## Work to do
All of the records listed below should be retyped exactly.

::: Data for processing

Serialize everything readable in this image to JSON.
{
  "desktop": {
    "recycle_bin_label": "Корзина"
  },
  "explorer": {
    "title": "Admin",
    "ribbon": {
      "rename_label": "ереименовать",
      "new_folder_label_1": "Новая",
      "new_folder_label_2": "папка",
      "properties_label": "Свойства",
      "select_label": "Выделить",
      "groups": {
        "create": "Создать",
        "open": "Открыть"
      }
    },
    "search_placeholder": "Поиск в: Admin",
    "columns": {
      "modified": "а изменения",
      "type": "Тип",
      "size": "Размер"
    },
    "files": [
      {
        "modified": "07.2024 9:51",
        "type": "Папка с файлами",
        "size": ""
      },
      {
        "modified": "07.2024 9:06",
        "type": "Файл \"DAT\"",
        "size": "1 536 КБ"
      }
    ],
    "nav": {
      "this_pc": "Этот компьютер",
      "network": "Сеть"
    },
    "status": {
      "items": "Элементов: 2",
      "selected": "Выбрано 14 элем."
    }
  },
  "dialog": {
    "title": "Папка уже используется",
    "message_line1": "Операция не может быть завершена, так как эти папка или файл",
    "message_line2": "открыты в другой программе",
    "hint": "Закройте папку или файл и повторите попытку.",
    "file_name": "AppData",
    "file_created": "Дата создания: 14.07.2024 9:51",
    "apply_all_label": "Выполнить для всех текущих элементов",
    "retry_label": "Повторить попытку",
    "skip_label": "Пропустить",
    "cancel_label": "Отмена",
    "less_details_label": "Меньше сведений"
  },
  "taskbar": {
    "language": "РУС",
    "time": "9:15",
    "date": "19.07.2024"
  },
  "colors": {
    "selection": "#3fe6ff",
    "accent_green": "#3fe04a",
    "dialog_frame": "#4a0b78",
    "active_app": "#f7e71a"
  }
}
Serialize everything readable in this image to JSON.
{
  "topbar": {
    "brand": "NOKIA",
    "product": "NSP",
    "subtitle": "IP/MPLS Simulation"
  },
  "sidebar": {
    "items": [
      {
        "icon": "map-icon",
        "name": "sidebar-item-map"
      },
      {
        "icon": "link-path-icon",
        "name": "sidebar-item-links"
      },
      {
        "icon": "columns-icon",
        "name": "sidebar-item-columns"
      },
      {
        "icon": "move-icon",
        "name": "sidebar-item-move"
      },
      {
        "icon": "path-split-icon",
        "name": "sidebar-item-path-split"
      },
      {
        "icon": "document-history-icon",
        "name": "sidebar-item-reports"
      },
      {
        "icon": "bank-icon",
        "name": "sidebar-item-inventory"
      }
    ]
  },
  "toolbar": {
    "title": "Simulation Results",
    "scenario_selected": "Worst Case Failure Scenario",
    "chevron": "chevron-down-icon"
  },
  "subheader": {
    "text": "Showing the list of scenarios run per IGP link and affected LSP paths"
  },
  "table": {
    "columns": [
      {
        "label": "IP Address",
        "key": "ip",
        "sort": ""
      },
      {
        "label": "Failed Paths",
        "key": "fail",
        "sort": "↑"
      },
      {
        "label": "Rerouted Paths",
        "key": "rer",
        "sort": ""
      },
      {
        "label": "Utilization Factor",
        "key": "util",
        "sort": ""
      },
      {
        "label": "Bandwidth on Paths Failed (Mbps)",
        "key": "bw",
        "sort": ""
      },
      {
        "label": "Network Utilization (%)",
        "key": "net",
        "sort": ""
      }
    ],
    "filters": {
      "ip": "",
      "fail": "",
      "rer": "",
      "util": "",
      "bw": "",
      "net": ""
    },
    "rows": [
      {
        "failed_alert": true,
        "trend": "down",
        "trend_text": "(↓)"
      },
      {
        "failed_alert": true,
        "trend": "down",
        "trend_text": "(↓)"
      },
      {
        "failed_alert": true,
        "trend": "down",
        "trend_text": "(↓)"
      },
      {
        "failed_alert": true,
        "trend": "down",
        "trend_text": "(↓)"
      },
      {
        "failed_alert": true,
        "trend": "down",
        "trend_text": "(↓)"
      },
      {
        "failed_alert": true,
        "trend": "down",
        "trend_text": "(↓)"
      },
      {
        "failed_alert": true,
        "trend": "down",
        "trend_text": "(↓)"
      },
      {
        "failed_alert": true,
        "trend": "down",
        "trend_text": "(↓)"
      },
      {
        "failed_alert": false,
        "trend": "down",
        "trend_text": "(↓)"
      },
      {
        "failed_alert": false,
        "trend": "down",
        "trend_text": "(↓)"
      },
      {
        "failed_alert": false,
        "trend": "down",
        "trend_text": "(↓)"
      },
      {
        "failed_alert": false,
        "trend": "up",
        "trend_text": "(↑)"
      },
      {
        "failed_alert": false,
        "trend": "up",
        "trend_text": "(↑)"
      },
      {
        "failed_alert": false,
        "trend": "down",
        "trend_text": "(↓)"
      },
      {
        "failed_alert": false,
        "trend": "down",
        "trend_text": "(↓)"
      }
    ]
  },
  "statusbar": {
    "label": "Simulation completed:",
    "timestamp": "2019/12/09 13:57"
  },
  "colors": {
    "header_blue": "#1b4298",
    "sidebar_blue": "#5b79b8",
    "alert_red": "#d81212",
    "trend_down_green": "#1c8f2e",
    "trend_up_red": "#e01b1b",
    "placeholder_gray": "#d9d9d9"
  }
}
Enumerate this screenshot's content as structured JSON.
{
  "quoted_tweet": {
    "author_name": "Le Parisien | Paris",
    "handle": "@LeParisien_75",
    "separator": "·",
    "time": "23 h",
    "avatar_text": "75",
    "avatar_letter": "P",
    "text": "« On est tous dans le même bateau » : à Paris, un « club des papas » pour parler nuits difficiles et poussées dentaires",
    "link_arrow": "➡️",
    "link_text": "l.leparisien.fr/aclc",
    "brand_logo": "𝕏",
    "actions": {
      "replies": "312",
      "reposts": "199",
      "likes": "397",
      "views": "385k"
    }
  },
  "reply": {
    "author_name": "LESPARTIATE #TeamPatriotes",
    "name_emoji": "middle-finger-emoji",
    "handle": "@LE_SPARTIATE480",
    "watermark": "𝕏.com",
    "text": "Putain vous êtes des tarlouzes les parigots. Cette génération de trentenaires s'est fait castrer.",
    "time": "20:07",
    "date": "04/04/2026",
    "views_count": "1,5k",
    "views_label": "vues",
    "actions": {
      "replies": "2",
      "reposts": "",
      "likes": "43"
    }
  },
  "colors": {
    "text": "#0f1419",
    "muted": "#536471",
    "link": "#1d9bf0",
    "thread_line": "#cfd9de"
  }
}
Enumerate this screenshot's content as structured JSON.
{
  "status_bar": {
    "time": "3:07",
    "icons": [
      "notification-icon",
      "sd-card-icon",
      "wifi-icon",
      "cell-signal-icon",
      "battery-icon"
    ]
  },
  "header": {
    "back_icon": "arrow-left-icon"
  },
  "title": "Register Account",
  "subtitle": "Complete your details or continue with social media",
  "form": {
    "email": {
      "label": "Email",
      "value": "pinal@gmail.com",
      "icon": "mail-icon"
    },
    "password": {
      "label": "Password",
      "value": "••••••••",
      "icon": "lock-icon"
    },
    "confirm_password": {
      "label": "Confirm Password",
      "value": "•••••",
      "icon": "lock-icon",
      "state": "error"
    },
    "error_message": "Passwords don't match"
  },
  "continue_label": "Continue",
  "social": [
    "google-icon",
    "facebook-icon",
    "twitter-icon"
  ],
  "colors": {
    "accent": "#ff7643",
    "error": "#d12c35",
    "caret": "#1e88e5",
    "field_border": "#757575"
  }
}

::::::

## Solution below
Serialize everything readable in this image to JSON.
{
  "desktop": {
    "recycle_bin_label": "Корзина"
  },
  "explorer": {
    "title": "Admin",
    "ribbon": {
      "rename_label": "ереименовать",
      "new_folder_label_1": "Новая",
      "new_folder_label_2": "папка",
      "properties_label": "Свойства",
      "select_label": "Выделить",
      "groups": {
        "create": "Создать",
        "open": "Открыть"
      }
    },
    "search_placeholder": "Поиск в: Admin",
    "columns": {
      "modified": "а изменения",
      "type": "Тип",
      "size": "Размер"
    },
    "files": [
      {
        "modified": "07.2024 9:51",
        "type": "Папка с файлами",
        "size": ""
      },
      {
        "modified": "07.2024 9:06",
        "type": "Файл \"DAT\"",
        "size": "1 536 КБ"
      }
    ],
    "nav": {
      "this_pc": "Этот компьютер",
      "network": "Сеть"
    },
    "status": {
      "items": "Элементов: 2",
      "selected": "Выбрано 14 элем."
    }
  },
  "dialog": {
    "title": "Папка уже используется",
    "message_line1": "Операция не может быть завершена, так как эти папка или файл",
    "message_line2": "открыты в другой программе",
    "hint": "Закройте папку или файл и повторите попытку.",
    "file_name": "AppData",
    "file_created": "Дата создания: 14.07.2024 9:51",
    "apply_all_label": "Выполнить для всех текущих элементов",
    "retry_label": "Повторить попытку",
    "skip_label": "Пропустить",
    "cancel_label": "Отмена",
    "less_details_label": "Меньше сведений"
  },
  "taskbar": {
    "language": "РУС",
    "time": "9:15",
    "date": "19.07.2024"
  },
  "colors": {
    "selection": "#3fe6ff",
    "accent_green": "#3fe04a",
    "dialog_frame": "#4a0b78",
    "active_app": "#f7e71a"
  }
}
Serialize everything readable in this image to JSON.
{
  "topbar": {
    "brand": "NOKIA",
    "product": "NSP",
    "subtitle": "IP/MPLS Simulation"
  },
  "sidebar": {
    "items": [
      {
        "icon": "map-icon",
        "name": "sidebar-item-map"
      },
      {
        "icon": "link-path-icon",
        "name": "sidebar-item-links"
      },
      {
        "icon": "columns-icon",
        "name": "sidebar-item-columns"
      },
      {
        "icon": "move-icon",
        "name": "sidebar-item-move"
      },
      {
        "icon": "path-split-icon",
        "name": "sidebar-item-path-split"
      },
      {
        "icon": "document-history-icon",
        "name": "sidebar-item-reports"
      },
      {
        "icon": "bank-icon",
        "name": "sidebar-item-inventory"
      }
    ]
  },
  "toolbar": {
    "title": "Simulation Results",
    "scenario_selected": "Worst Case Failure Scenario",
    "chevron": "chevron-down-icon"
  },
  "subheader": {
    "text": "Showing the list of scenarios run per IGP link and affected LSP paths"
  },
  "table": {
    "columns": [
      {
        "label": "IP Address",
        "key": "ip",
        "sort": ""
      },
      {
        "label": "Failed Paths",
        "key": "fail",
        "sort": "↑"
      },
      {
        "label": "Rerouted Paths",
        "key": "rer",
        "sort": ""
      },
      {
        "label": "Utilization Factor",
        "key": "util",
        "sort": ""
      },
      {
        "label": "Bandwidth on Paths Failed (Mbps)",
        "key": "bw",
        "sort": ""
      },
      {
        "label": "Network Utilization (%)",
        "key": "net",
        "sort": ""
      }
    ],
    "filters": {
      "ip": "",
      "fail": "",
      "rer": "",
      "util": "",
      "bw": "",
      "net": ""
    },
    "rows": [
      {
        "failed_alert": true,
        "trend": "down",
        "trend_text": "(↓)"
      },
      {
        "failed_alert": true,
        "trend": "down",
        "trend_text": "(↓)"
      },
      {
        "failed_alert": true,
        "trend": "down",
        "trend_text": "(↓)"
      },
      {
        "failed_alert": true,
        "trend": "down",
        "trend_text": "(↓)"
      },
      {
        "failed_alert": true,
        "trend": "down",
        "trend_text": "(↓)"
      },
      {
        "failed_alert": true,
        "trend": "down",
        "trend_text": "(↓)"
      },
      {
        "failed_alert": true,
        "trend": "down",
        "trend_text": "(↓)"
      },
      {
        "failed_alert": true,
        "trend": "down",
        "trend_text": "(↓)"
      },
      {
        "failed_alert": false,
        "trend": "down",
        "trend_text": "(↓)"
      },
      {
        "failed_alert": false,
        "trend": "down",
        "trend_text": "(↓)"
      },
      {
        "failed_alert": false,
        "trend": "down",
        "trend_text": "(↓)"
      },
      {
        "failed_alert": false,
        "trend": "up",
        "trend_text": "(↑)"
      },
      {
        "failed_alert": false,
        "trend": "up",
        "trend_text": "(↑)"
      },
      {
        "failed_alert": false,
        "trend": "down",
        "trend_text": "(↓)"
      },
      {
        "failed_alert": false,
        "trend": "down",
        "trend_text": "(↓)"
      }
    ]
  },
  "statusbar": {
    "label": "Simulation completed:",
    "timestamp": "2019/12/09 13:57"
  },
  "colors": {
    "header_blue": "#1b4298",
    "sidebar_blue": "#5b79b8",
    "alert_red": "#d81212",
    "trend_down_green": "#1c8f2e",
    "trend_up_red": "#e01b1b",
    "placeholder_gray": "#d9d9d9"
  }
}
Enumerate this screenshot's content as structured JSON.
{
  "quoted_tweet": {
    "author_name": "Le Parisien | Paris",
    "handle": "@LeParisien_75",
    "separator": "·",
    "time": "23 h",
    "avatar_text": "75",
    "avatar_letter": "P",
    "text": "« On est tous dans le même bateau » : à Paris, un « club des papas » pour parler nuits difficiles et poussées dentaires",
    "link_arrow": "➡️",
    "link_text": "l.leparisien.fr/aclc",
    "brand_logo": "𝕏",
    "actions": {
      "replies": "312",
      "reposts": "199",
      "likes": "397",
      "views": "385k"
    }
  },
  "reply": {
    "author_name": "LESPARTIATE #TeamPatriotes",
    "name_emoji": "middle-finger-emoji",
    "handle": "@LE_SPARTIATE480",
    "watermark": "𝕏.com",
    "text": "Putain vous êtes des tarlouzes les parigots. Cette génération de trentenaires s'est fait castrer.",
    "time": "20:07",
    "date": "04/04/2026",
    "views_count": "1,5k",
    "views_label": "vues",
    "actions": {
      "replies": "2",
      "reposts": "",
      "likes": "43"
    }
  },
  "colors": {
    "text": "#0f1419",
    "muted": "#536471",
    "link": "#1d9bf0",
    "thread_line": "#cfd9de"
  }
}
Enumerate this screenshot's content as structured JSON.
{
  "status_bar": {
    "time": "3:07",
    "icons": [
      "notification-icon",
      "sd-card-icon",
      "wifi-icon",
      "cell-signal-icon",
      "battery-icon"
    ]
  },
  "header": {
    "back_icon": "arrow-left-icon"
  },
  "title": "Register Account",
  "subtitle": "Complete your details or continue with social media",
  "form": {
    "email": {
      "label": "Email",
      "value": "pinal@gmail.com",
      "icon": "mail-icon"
    },
    "password": {
      "label": "Password",
      "value": "••••••••",
      "icon": "lock-icon"
    },
    "confirm_password": {
      "label": "Confirm Password",
      "value": "•••••",
      "icon": "lock-icon",
      "state": "error"
    },
    "error_message": "Passwords don't match"
  },
  "continue_label": "Continue",
  "social": [
    "google-icon",
    "facebook-icon",
    "twitter-icon"
  ],
  "colors": {
    "accent": "#ff7643",
    "error": "#d12c35",
    "caret": "#1e88e5",
    "field_border": "#757575"
  }
}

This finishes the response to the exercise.